-- DATA IN THIS EXERCISE --
__________________________________________________

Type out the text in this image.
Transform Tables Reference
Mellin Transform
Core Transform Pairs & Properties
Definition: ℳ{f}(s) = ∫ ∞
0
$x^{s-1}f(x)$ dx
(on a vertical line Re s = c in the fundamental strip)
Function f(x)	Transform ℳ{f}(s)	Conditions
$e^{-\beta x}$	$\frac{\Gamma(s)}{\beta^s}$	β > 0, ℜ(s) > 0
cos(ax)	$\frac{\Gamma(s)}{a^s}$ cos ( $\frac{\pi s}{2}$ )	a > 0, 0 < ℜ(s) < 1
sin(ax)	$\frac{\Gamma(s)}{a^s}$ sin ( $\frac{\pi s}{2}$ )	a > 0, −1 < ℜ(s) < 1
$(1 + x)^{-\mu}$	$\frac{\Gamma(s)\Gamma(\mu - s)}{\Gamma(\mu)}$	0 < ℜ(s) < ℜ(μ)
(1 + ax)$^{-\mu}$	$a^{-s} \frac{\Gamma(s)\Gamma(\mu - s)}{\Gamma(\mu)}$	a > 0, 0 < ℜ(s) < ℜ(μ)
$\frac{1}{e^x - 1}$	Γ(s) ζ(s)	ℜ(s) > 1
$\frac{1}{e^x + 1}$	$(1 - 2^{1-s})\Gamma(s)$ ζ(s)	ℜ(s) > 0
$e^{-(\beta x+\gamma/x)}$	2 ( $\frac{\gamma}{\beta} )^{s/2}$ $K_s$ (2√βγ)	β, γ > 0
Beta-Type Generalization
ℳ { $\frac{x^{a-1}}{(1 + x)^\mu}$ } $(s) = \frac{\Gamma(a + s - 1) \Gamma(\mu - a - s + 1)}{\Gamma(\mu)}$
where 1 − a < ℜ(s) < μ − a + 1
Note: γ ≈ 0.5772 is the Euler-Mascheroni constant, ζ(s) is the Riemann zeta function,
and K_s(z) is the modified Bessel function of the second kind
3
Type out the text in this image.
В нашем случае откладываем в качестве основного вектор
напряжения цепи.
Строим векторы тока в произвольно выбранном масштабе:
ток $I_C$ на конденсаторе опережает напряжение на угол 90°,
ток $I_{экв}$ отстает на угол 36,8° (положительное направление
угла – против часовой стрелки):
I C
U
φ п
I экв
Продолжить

__________________________________________________

-- DIRECTIONS FOR THIS TASK --
Print all of the data exactly as it was given.

-- TASK RESULT --
Type out the text in this image.
Transform Tables Reference
Mellin Transform
Core Transform Pairs & Properties
Definition: ℳ{f}(s) = ∫ ∞
0
$x^{s-1}f(x)$ dx
(on a vertical line Re s = c in the fundamental strip)
Function f(x)	Transform ℳ{f}(s)	Conditions
$e^{-\beta x}$	$\frac{\Gamma(s)}{\beta^s}$	β > 0, ℜ(s) > 0
cos(ax)	$\frac{\Gamma(s)}{a^s}$ cos ( $\frac{\pi s}{2}$ )	a > 0, 0 < ℜ(s) < 1
sin(ax)	$\frac{\Gamma(s)}{a^s}$ sin ( $\frac{\pi s}{2}$ )	a > 0, −1 < ℜ(s) < 1
$(1 + x)^{-\mu}$	$\frac{\Gamma(s)\Gamma(\mu - s)}{\Gamma(\mu)}$	0 < ℜ(s) < ℜ(μ)
(1 + ax)$^{-\mu}$	$a^{-s} \frac{\Gamma(s)\Gamma(\mu - s)}{\Gamma(\mu)}$	a > 0, 0 < ℜ(s) < ℜ(μ)
$\frac{1}{e^x - 1}$	Γ(s) ζ(s)	ℜ(s) > 1
$\frac{1}{e^x + 1}$	$(1 - 2^{1-s})\Gamma(s)$ ζ(s)	ℜ(s) > 0
$e^{-(\beta x+\gamma/x)}$	2 ( $\frac{\gamma}{\beta} )^{s/2}$ $K_s$ (2√βγ)	β, γ > 0
Beta-Type Generalization
ℳ { $\frac{x^{a-1}}{(1 + x)^\mu}$ } $(s) = \frac{\Gamma(a + s - 1) \Gamma(\mu - a - s + 1)}{\Gamma(\mu)}$
where 1 − a < ℜ(s) < μ − a + 1
Note: γ ≈ 0.5772 is the Euler-Mascheroni constant, ζ(s) is the Riemann zeta function,
and K_s(z) is the modified Bessel function of the second kind
3
Type out the text in this image.
В нашем случае откладываем в качестве основного вектор
напряжения цепи.
Строим векторы тока в произвольно выбранном масштабе:
ток $I_C$ на конденсаторе опережает напряжение на угол 90°,
ток $I_{экв}$ отстает на угол 36,8° (положительное направление
угла – против часовой стрелки):
I C
U
φ п
I экв
Продолжить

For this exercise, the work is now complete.